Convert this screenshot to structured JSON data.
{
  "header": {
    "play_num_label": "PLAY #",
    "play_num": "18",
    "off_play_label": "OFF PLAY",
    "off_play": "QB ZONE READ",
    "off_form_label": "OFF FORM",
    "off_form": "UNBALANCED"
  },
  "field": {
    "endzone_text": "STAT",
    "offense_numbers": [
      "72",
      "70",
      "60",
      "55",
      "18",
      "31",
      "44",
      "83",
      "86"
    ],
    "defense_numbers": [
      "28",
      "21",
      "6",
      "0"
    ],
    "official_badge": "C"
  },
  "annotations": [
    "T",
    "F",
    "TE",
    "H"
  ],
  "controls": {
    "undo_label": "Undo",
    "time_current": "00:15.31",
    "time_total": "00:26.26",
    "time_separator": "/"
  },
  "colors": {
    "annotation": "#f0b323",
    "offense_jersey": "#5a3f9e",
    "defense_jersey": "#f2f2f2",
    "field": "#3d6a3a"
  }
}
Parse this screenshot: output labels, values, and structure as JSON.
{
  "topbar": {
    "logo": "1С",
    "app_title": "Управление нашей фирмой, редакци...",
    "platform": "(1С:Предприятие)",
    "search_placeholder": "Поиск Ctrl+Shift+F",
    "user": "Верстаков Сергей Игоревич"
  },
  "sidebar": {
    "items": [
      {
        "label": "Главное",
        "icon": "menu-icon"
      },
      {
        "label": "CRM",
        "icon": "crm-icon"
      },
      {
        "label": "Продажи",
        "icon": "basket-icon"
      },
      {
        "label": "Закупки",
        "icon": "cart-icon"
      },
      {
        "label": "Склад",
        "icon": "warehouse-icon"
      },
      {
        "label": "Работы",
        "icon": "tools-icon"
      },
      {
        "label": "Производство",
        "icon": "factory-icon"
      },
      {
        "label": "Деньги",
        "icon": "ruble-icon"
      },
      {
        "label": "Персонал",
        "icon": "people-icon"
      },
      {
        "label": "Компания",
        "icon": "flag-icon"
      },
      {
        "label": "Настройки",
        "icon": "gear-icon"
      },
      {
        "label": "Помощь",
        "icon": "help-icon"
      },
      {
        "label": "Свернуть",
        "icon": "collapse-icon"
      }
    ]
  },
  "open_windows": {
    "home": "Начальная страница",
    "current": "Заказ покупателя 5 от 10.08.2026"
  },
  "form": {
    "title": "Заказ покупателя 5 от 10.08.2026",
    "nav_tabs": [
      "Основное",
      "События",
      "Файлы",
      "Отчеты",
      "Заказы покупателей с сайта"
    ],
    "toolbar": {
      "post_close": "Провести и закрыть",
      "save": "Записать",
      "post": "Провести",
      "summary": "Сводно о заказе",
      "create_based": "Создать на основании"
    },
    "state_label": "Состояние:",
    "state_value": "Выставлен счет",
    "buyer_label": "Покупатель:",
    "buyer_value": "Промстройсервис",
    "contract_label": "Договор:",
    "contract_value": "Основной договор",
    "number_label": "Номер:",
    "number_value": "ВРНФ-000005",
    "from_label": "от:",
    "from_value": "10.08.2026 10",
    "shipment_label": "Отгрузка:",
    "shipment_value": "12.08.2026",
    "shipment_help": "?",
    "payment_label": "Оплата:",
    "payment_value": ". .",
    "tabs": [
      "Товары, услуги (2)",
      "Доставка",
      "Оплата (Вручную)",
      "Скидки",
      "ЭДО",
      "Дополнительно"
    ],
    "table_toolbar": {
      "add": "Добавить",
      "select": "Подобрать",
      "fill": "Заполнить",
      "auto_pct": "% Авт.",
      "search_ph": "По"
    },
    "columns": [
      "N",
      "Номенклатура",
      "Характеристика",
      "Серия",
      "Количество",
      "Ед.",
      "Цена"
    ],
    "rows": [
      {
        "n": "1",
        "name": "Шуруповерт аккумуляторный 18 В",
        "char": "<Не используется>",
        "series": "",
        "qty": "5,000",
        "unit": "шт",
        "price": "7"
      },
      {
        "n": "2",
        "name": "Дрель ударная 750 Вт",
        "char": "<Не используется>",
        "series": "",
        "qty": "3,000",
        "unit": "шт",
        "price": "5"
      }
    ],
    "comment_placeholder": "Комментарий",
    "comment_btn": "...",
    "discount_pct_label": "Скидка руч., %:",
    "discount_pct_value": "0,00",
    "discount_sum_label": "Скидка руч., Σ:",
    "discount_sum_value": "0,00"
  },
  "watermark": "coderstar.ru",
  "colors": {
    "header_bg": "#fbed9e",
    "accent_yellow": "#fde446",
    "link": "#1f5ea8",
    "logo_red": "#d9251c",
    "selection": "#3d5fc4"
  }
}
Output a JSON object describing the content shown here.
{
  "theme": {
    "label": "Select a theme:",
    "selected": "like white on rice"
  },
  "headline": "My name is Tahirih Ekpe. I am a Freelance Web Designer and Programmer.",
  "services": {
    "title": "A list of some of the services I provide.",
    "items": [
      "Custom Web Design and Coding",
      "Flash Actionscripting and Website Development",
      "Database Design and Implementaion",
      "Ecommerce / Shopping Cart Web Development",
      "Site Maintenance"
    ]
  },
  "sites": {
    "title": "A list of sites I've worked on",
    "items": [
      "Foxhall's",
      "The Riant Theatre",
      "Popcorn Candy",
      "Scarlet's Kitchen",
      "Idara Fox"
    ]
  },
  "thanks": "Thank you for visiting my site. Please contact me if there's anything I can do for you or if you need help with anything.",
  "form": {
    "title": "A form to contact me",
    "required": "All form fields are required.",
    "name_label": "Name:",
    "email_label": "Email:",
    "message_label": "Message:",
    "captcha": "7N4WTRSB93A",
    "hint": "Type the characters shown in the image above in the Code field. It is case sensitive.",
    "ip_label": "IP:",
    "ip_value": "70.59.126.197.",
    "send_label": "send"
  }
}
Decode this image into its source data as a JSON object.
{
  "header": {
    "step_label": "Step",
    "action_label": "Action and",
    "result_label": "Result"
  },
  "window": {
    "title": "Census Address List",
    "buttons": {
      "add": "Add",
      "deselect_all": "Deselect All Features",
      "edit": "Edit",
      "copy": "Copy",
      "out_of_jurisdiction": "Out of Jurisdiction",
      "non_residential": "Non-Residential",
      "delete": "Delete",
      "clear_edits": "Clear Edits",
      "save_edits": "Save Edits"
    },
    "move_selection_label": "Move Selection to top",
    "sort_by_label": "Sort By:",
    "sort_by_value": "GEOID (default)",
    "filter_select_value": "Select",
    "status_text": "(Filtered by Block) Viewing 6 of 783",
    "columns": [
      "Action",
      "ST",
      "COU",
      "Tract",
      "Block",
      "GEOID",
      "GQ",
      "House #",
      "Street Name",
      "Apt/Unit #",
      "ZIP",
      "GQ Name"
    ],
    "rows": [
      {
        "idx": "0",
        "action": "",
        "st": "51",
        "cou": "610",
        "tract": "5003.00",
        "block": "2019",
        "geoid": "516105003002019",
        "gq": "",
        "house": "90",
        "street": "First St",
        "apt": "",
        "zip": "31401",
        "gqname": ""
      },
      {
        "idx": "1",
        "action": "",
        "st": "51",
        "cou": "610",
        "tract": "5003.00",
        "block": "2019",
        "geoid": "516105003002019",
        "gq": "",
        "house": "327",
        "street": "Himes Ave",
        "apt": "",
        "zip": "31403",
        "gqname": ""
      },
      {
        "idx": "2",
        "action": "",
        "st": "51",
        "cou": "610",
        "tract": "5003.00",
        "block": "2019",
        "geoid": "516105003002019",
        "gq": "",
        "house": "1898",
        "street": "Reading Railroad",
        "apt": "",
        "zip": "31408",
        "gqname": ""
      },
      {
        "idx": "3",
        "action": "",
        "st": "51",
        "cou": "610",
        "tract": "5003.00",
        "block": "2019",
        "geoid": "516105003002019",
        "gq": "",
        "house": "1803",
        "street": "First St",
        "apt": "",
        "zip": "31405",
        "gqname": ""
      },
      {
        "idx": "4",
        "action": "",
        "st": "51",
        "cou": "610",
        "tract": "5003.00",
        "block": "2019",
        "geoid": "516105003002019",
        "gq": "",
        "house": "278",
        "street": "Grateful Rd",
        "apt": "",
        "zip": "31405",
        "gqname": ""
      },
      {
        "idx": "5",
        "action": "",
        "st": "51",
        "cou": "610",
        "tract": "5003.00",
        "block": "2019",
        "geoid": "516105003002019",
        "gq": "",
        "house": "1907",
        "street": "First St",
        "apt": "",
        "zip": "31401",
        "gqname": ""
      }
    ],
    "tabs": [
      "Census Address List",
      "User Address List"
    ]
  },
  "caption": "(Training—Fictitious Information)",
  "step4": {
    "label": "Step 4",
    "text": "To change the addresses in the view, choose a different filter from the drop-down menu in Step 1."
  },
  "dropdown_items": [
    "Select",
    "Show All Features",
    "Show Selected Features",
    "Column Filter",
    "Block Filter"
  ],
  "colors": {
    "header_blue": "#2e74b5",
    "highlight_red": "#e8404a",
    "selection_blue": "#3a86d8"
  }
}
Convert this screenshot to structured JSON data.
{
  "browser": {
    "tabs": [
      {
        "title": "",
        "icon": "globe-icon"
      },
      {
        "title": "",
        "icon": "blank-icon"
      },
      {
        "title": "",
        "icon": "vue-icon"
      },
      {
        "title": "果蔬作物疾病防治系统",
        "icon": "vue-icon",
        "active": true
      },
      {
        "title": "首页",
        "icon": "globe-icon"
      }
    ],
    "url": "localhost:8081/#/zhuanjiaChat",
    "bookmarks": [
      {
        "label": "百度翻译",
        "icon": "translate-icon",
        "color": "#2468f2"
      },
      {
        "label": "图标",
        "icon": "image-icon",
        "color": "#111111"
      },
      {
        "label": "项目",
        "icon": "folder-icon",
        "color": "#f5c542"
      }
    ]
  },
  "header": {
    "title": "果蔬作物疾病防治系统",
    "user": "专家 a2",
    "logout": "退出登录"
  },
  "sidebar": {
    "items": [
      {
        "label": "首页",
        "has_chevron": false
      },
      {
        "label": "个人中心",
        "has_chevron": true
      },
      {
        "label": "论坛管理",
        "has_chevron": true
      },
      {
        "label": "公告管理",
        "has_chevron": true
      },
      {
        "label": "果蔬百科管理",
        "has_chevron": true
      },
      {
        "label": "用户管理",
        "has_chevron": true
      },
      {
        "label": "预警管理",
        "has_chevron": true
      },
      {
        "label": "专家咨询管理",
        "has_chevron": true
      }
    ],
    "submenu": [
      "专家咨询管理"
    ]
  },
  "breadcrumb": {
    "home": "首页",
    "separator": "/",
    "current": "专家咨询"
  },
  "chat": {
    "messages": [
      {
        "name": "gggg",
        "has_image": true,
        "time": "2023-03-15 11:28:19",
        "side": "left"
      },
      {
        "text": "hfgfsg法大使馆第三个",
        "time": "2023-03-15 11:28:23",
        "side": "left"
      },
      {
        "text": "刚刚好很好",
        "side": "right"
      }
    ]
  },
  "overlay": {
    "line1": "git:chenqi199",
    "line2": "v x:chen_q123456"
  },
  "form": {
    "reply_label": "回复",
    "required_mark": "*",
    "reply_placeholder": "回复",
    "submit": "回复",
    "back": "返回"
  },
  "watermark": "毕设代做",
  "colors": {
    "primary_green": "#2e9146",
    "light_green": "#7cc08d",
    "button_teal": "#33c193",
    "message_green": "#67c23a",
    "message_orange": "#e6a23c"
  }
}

# Aim of the task
Collect each line holding the string "this".

# Reply to the task
Convert this screenshot to structured JSON data.
Parse this screenshot: output labels, values, and structure as JSON.
Decode this image into its source data as a JSON object.
Convert this screenshot to structured JSON data.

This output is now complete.